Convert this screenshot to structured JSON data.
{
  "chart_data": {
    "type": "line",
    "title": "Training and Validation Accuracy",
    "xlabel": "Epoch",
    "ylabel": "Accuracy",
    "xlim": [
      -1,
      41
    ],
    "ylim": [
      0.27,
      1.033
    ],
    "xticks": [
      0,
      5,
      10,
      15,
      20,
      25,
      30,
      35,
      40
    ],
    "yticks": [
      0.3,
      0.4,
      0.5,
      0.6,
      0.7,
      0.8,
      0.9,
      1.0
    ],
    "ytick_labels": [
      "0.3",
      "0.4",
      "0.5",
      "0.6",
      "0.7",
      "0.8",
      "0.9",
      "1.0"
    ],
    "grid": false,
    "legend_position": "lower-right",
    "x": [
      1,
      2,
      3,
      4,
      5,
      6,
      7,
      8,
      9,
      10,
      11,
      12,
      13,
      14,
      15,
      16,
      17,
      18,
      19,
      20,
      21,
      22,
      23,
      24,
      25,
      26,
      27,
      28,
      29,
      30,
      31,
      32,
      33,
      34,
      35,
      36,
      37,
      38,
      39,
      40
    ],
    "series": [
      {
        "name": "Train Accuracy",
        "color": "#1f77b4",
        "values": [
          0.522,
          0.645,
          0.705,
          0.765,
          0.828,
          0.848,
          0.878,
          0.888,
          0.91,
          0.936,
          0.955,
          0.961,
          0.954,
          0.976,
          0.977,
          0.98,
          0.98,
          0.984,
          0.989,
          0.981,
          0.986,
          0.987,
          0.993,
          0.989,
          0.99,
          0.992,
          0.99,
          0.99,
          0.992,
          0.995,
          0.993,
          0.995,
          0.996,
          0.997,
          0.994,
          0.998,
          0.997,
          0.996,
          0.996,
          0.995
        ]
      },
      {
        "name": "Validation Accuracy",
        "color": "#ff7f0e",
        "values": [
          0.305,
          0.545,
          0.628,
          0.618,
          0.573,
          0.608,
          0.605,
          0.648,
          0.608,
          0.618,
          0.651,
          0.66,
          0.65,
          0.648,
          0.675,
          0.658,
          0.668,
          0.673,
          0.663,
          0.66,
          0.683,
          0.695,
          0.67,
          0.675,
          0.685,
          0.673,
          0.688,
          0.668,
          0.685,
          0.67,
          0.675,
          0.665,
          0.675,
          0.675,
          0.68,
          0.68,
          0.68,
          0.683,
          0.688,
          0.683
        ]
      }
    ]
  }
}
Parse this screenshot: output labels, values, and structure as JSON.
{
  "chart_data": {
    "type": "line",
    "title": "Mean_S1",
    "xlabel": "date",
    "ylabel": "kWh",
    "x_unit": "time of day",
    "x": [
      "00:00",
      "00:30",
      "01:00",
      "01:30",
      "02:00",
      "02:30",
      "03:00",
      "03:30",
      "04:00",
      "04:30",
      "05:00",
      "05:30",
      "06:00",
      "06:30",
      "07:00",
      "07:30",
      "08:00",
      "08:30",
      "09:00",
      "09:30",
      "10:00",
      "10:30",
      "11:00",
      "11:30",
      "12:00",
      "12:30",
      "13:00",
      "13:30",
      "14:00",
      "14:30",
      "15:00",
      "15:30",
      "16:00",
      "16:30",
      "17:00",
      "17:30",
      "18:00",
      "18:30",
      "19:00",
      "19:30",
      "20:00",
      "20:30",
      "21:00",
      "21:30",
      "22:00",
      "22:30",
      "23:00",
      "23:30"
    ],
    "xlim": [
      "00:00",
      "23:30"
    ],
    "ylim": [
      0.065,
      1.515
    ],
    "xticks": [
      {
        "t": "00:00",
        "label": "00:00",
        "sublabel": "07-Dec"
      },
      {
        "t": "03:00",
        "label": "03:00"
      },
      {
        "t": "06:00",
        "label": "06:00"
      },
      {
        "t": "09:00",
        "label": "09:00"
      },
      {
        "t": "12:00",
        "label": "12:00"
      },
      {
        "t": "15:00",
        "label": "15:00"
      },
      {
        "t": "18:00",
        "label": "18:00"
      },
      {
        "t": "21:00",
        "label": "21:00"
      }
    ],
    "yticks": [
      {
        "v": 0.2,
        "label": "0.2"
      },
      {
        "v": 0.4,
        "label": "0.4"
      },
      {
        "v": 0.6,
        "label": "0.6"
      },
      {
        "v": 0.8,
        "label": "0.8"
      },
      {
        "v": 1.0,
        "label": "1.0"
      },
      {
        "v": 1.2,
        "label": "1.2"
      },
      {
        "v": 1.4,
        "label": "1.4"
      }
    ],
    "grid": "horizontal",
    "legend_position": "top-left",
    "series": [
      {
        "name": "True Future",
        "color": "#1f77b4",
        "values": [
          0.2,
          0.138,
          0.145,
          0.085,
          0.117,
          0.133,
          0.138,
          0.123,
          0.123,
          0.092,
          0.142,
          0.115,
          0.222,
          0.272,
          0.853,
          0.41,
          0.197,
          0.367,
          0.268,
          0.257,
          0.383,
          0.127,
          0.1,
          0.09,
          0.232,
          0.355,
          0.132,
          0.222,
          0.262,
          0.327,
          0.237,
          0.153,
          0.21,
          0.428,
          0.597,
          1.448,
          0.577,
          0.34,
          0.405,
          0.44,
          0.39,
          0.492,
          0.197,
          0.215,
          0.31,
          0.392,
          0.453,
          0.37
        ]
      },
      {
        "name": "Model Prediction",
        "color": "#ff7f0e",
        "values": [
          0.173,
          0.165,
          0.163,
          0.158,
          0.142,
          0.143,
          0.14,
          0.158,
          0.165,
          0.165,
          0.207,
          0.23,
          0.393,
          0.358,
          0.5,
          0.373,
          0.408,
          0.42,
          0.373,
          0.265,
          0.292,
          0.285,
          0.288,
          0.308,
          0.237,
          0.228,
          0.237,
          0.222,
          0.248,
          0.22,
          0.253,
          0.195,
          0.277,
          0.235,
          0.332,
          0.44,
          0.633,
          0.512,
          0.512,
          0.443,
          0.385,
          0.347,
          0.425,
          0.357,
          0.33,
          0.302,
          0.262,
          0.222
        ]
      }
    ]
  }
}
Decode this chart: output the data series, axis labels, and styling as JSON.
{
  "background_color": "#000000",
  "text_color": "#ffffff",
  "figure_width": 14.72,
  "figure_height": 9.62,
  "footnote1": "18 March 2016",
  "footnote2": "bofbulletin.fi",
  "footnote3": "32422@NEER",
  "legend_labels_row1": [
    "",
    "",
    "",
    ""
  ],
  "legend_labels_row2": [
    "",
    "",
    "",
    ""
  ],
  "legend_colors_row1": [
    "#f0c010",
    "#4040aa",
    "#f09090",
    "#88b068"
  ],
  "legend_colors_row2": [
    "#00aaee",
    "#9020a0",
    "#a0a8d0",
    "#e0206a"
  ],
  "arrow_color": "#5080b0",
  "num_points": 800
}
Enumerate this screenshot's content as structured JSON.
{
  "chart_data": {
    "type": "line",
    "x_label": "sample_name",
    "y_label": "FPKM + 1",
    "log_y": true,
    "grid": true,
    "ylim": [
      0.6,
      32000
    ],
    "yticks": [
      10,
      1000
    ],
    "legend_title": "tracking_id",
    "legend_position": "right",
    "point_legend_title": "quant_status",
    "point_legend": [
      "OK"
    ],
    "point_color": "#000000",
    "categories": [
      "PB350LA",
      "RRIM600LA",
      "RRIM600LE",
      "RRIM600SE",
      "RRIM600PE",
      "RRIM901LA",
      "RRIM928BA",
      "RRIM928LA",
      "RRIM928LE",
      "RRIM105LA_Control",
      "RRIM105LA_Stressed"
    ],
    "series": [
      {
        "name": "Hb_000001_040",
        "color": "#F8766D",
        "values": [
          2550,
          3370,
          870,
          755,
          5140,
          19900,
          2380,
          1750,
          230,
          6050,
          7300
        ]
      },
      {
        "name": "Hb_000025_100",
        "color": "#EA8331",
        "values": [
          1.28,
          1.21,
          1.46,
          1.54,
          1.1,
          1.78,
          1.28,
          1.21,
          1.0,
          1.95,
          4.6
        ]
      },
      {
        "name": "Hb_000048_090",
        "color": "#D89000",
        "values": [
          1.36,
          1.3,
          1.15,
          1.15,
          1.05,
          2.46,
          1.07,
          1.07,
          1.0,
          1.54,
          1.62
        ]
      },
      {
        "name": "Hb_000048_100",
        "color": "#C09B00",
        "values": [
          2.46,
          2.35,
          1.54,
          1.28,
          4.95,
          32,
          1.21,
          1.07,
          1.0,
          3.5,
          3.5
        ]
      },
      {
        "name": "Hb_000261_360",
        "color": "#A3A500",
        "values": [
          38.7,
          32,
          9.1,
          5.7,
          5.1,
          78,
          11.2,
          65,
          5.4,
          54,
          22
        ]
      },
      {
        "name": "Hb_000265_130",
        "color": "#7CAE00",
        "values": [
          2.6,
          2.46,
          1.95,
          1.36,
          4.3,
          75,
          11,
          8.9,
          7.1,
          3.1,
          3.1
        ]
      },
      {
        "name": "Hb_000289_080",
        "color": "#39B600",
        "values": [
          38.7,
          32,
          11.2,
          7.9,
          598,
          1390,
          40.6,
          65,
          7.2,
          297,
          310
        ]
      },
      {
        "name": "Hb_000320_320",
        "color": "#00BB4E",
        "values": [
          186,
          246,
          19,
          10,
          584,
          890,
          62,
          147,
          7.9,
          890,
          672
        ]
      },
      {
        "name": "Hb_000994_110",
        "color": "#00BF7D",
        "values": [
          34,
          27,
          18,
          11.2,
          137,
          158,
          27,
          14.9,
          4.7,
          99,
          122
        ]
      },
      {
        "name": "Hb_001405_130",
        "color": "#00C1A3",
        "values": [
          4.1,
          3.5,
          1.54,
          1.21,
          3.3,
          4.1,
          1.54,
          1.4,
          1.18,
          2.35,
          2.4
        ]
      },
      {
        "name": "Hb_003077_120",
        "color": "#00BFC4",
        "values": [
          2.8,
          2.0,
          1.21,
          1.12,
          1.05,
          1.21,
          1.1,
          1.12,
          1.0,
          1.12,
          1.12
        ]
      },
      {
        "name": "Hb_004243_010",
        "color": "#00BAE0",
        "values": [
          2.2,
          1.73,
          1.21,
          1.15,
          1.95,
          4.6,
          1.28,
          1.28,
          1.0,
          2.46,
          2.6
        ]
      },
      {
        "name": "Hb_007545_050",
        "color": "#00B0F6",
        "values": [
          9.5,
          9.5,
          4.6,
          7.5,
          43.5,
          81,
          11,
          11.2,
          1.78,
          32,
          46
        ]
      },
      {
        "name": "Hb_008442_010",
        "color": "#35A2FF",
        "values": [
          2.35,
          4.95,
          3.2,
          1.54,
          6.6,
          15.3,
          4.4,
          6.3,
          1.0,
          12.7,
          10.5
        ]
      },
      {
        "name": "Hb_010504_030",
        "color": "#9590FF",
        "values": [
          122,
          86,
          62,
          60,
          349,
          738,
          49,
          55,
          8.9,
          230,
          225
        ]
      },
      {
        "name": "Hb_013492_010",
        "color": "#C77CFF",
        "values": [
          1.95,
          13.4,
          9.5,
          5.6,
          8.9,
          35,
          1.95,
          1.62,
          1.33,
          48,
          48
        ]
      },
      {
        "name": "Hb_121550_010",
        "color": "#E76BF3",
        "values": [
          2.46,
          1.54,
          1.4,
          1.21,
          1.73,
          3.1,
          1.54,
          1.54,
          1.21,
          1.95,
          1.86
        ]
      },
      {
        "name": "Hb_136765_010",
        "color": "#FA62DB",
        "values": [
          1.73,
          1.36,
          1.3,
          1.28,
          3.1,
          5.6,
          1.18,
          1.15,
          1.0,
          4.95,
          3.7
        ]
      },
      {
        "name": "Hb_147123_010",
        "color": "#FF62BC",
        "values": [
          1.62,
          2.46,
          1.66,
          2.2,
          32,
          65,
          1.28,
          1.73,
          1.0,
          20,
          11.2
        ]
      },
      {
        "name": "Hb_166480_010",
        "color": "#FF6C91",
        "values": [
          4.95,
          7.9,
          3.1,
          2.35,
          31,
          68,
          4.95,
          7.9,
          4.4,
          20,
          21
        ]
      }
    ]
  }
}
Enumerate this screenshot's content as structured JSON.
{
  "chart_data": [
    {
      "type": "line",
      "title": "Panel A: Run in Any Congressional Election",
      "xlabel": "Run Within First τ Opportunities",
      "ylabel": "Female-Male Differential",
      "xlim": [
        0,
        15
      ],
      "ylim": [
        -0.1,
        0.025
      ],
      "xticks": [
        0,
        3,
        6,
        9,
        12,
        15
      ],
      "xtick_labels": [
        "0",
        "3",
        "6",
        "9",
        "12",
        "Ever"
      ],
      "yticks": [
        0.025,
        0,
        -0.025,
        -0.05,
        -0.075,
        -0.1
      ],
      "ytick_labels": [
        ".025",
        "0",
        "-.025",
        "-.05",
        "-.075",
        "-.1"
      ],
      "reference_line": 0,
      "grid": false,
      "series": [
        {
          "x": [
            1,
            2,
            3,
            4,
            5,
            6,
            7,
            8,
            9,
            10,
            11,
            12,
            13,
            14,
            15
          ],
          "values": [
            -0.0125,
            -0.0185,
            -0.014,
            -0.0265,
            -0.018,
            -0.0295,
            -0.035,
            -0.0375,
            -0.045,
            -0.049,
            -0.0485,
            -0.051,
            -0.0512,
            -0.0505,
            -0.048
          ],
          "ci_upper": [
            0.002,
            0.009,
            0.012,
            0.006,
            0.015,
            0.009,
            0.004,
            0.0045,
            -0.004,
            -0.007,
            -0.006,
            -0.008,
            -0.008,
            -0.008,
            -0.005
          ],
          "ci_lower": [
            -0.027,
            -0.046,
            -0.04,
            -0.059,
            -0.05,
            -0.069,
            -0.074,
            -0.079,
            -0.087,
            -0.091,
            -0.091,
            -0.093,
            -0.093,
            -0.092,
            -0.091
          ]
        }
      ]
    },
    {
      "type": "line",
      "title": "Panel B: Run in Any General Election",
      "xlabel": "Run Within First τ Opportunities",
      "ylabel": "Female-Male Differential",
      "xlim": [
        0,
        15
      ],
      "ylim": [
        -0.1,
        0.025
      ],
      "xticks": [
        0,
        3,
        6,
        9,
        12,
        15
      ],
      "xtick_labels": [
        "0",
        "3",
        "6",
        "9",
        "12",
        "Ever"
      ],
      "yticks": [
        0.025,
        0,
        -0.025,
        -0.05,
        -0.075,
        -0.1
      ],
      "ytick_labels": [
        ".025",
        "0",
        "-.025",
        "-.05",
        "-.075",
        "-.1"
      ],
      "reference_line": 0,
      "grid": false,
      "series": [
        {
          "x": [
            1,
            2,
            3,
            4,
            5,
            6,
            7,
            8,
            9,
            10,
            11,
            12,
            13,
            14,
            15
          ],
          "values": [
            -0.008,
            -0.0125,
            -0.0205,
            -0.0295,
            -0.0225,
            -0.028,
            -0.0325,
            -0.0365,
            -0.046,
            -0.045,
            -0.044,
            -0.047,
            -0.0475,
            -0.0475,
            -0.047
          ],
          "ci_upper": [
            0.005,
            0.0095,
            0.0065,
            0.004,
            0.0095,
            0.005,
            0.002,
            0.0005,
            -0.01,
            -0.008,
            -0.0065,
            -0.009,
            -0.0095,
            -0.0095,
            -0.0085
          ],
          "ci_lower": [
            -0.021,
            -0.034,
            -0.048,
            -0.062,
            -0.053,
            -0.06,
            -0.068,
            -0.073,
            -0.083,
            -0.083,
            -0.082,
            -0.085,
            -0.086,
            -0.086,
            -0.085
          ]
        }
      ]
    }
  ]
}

※ ※ ※

PROBLEM TO SOLVE: Find each line in the records holding the string "xlabel" and show it.

RESPONSE TO THE EXERCISE:
    "xlabel": "Epoch",
    "xlabel": "date",
      "xlabel": "Run Within First τ Opportunities",
      "xlabel": "Run Within First τ Opportunities",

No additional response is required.